_MATERIAL SHOWN_.
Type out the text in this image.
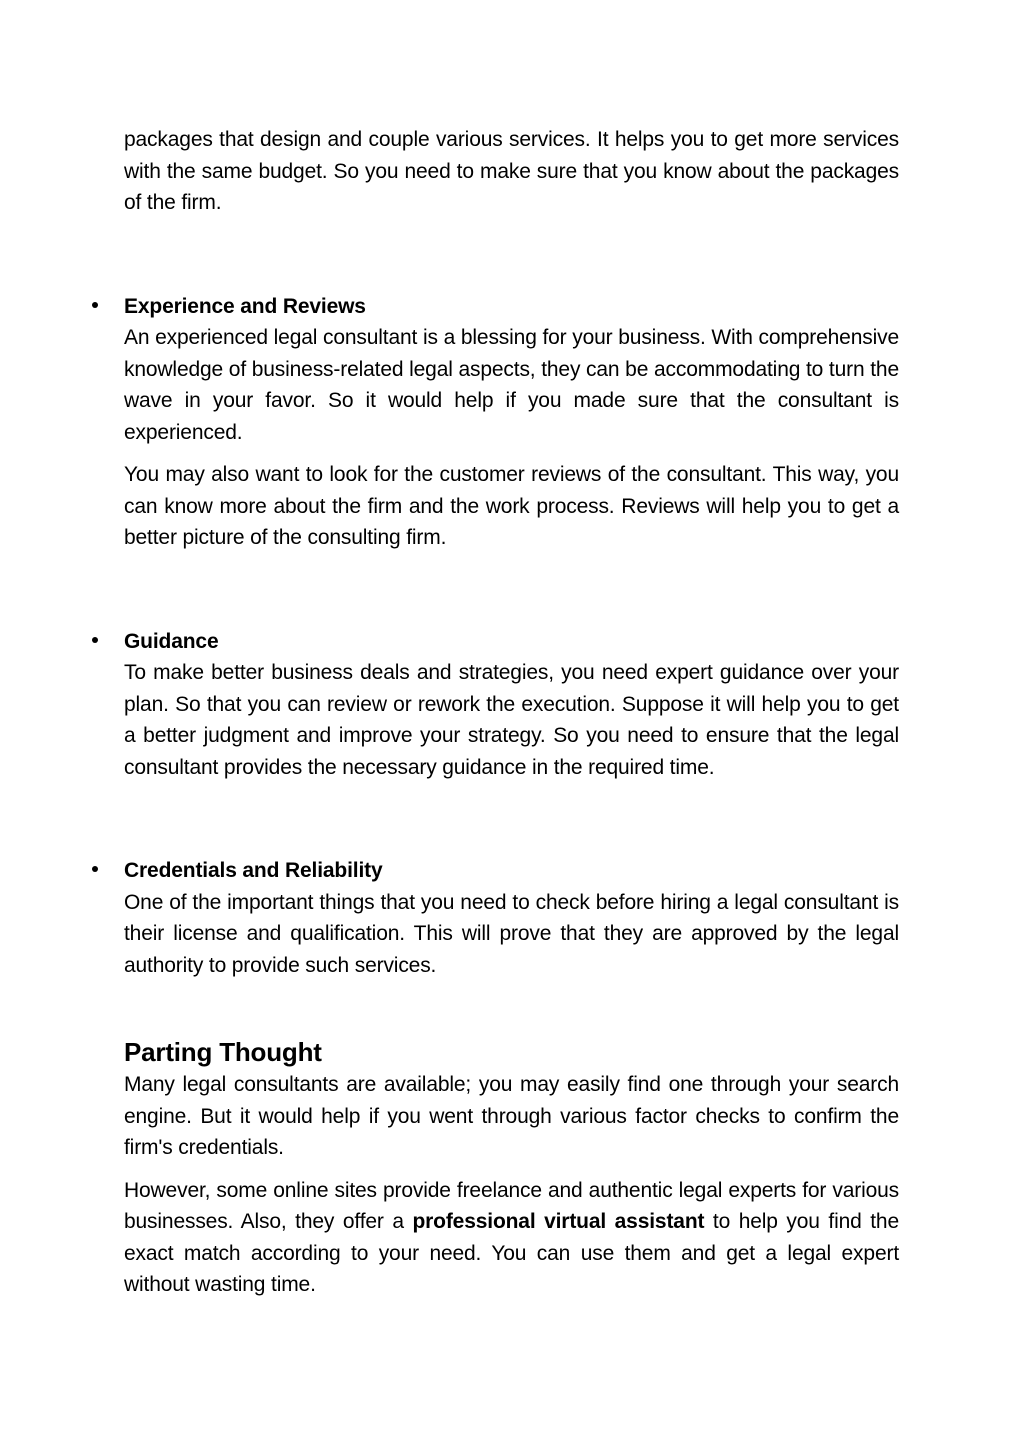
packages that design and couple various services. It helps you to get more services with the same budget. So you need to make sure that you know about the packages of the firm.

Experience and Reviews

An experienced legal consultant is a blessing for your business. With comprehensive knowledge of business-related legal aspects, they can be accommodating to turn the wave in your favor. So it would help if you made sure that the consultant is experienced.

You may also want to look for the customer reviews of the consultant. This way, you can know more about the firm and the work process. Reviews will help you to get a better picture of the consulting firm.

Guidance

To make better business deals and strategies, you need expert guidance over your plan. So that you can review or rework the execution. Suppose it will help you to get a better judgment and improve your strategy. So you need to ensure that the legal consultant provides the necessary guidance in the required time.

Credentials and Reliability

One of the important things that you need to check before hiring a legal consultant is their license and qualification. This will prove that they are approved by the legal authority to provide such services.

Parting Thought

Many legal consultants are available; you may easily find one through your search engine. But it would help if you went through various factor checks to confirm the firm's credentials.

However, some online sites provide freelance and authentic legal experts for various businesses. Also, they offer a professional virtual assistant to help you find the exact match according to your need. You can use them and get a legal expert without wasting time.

* * *

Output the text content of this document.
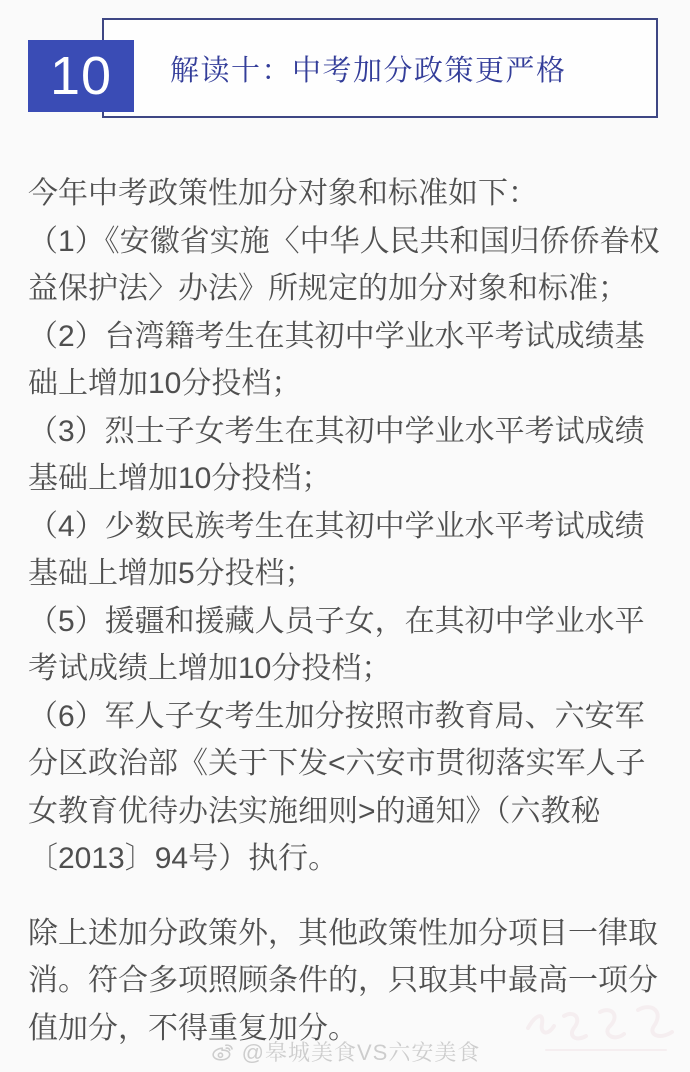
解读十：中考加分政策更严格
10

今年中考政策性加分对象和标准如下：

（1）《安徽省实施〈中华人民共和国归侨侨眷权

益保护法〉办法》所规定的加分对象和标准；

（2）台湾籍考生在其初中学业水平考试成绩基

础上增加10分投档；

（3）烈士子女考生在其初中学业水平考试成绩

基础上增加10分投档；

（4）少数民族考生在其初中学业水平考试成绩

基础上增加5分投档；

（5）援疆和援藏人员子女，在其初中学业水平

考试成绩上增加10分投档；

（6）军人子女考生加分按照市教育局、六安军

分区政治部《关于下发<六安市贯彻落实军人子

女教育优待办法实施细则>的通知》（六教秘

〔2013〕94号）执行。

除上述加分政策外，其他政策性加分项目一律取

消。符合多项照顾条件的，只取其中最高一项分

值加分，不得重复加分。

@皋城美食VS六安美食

_GOAL OF THE EXERCISE_.
Return every line above that contains the word "Reviews".

_FULL SOLUTION_.
Experience and Reviews
You may also want to look for the customer reviews of the consultant. This way, you can know more about the firm and the work process. Reviews will help you to get a better picture of the consulting firm.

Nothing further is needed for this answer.